TASK PROMPT:
Tally how many lines of these entries hold the string "Last". Return the number alone.
## begin EXTRACTED DATA
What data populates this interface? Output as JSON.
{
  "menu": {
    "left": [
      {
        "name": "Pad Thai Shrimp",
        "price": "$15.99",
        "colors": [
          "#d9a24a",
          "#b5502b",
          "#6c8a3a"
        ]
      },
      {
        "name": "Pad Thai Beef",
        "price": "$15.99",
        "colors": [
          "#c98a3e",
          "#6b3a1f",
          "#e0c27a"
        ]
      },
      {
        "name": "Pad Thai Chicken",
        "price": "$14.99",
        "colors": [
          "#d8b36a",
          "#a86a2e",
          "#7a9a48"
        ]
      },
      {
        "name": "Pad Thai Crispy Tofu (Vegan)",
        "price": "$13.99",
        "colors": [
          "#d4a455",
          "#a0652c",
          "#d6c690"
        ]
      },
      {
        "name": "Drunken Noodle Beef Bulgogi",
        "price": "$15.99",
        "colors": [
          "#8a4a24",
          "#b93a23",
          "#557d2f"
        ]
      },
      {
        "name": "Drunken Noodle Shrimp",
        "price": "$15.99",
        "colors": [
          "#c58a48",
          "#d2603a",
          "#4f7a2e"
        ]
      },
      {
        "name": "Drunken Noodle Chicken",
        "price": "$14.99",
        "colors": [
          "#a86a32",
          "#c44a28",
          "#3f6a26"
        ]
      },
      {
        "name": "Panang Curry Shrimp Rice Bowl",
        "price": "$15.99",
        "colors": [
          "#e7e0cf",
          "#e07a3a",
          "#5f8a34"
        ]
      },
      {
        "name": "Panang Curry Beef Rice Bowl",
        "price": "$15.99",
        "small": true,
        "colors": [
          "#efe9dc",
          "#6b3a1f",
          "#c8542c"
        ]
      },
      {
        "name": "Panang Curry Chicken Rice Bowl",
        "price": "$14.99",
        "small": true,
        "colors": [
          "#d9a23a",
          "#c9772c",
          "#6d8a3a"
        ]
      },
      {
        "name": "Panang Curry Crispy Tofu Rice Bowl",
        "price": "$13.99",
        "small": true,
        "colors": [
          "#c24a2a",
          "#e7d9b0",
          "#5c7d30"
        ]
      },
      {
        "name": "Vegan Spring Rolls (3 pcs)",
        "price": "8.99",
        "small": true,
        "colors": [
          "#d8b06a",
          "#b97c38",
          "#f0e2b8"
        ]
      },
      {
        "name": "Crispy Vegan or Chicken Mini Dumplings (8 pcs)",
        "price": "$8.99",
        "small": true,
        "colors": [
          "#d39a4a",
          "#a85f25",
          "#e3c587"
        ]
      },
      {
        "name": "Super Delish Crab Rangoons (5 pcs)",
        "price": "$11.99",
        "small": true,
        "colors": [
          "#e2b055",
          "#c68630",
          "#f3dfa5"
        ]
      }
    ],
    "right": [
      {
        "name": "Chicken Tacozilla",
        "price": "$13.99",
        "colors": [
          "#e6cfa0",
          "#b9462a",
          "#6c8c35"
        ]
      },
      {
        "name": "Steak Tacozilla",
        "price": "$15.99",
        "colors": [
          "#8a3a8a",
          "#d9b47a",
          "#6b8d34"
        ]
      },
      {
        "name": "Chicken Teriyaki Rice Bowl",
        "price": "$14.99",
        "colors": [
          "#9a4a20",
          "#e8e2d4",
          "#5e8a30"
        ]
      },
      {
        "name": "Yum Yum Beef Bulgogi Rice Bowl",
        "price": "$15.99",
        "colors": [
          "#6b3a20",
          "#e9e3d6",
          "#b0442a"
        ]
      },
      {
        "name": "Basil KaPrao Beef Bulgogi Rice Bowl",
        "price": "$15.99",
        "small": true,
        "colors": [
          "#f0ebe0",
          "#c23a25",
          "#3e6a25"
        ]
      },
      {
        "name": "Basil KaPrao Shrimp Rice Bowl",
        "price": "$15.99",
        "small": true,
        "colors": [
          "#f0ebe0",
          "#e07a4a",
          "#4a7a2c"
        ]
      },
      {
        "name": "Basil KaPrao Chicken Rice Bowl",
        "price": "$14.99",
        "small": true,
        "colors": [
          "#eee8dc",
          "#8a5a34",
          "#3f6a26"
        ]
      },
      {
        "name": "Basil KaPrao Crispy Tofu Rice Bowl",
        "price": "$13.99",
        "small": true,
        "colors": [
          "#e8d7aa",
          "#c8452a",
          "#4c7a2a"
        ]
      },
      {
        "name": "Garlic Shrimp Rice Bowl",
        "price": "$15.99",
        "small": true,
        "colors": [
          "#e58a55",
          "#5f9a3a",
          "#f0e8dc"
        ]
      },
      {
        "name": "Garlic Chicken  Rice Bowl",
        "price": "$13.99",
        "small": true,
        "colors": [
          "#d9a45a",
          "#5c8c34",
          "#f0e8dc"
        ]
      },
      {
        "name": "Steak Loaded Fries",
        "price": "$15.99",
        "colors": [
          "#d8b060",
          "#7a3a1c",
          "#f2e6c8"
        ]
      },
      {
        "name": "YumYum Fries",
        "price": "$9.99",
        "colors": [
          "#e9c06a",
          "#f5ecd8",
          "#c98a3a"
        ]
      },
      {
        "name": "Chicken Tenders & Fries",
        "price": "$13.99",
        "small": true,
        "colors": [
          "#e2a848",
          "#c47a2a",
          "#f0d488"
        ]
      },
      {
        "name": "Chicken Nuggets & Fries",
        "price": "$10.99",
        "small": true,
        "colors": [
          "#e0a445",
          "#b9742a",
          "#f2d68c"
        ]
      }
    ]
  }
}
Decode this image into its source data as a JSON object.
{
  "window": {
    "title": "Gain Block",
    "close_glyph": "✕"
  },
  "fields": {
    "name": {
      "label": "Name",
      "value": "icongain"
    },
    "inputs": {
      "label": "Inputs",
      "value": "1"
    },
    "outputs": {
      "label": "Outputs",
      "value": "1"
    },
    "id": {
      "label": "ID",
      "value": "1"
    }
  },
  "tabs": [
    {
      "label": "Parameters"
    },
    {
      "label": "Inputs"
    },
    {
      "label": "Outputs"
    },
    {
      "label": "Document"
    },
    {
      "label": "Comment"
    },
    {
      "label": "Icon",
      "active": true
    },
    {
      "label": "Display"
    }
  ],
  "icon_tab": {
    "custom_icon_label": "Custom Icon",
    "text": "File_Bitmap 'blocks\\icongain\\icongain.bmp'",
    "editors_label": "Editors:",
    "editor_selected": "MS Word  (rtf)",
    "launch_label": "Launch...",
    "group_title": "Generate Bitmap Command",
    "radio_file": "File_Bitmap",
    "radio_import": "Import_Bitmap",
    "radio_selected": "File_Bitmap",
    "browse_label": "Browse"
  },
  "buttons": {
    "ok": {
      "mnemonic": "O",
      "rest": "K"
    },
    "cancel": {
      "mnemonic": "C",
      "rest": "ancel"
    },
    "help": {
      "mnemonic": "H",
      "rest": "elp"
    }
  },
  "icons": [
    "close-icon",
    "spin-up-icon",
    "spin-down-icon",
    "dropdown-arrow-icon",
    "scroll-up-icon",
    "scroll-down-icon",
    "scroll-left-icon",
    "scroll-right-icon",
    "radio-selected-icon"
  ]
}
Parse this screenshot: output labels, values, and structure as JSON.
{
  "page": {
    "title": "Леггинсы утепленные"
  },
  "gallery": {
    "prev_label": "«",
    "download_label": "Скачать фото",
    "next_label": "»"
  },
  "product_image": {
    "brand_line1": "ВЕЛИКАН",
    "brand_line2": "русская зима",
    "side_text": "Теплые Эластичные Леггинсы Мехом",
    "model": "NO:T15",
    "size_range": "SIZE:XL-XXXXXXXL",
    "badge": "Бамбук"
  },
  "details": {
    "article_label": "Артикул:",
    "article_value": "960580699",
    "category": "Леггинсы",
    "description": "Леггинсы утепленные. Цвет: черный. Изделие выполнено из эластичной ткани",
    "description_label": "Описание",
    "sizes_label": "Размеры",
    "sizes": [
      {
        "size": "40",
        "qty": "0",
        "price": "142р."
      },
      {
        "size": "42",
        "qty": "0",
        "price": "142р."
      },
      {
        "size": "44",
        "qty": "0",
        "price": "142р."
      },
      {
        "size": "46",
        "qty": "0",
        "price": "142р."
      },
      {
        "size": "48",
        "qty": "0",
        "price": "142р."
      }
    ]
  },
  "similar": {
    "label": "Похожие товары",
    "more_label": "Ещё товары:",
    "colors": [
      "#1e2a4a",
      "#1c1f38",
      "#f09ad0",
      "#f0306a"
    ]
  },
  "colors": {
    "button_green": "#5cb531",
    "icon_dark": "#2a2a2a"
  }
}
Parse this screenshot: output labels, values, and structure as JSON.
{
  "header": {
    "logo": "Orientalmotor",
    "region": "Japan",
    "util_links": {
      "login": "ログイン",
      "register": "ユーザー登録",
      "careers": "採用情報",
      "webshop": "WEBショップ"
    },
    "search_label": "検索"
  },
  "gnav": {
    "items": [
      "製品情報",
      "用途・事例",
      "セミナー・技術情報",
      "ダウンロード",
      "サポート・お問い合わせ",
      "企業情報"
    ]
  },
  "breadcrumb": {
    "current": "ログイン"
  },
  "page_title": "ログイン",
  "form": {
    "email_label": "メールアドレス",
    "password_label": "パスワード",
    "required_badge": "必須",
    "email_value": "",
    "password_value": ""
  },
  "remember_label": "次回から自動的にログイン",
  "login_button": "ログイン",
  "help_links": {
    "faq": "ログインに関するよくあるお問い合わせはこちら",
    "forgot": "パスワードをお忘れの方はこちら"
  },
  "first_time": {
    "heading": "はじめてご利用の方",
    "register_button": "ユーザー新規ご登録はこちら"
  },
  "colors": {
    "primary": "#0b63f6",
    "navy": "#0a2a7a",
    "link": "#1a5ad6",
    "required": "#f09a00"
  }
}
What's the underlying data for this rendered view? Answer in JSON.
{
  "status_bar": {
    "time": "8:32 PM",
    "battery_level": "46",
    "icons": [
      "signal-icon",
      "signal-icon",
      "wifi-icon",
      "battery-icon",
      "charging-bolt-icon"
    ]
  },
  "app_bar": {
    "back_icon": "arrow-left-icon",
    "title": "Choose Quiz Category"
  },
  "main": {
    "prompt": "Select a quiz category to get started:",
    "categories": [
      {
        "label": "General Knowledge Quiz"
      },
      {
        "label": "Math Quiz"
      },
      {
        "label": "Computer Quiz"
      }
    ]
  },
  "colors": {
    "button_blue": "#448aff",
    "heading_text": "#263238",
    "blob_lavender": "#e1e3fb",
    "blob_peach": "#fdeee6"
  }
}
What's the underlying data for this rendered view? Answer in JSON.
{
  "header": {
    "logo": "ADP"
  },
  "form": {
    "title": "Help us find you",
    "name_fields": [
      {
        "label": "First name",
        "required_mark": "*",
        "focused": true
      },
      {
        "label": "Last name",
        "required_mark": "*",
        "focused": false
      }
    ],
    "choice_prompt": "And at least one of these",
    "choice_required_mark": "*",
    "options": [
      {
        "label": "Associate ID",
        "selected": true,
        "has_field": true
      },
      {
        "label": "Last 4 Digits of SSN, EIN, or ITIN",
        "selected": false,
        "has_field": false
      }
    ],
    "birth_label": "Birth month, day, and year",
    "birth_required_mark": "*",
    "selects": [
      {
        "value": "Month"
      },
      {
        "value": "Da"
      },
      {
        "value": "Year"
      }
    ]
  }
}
## end EXTRACTED DATA
RESPONSE TO THE TASK:
2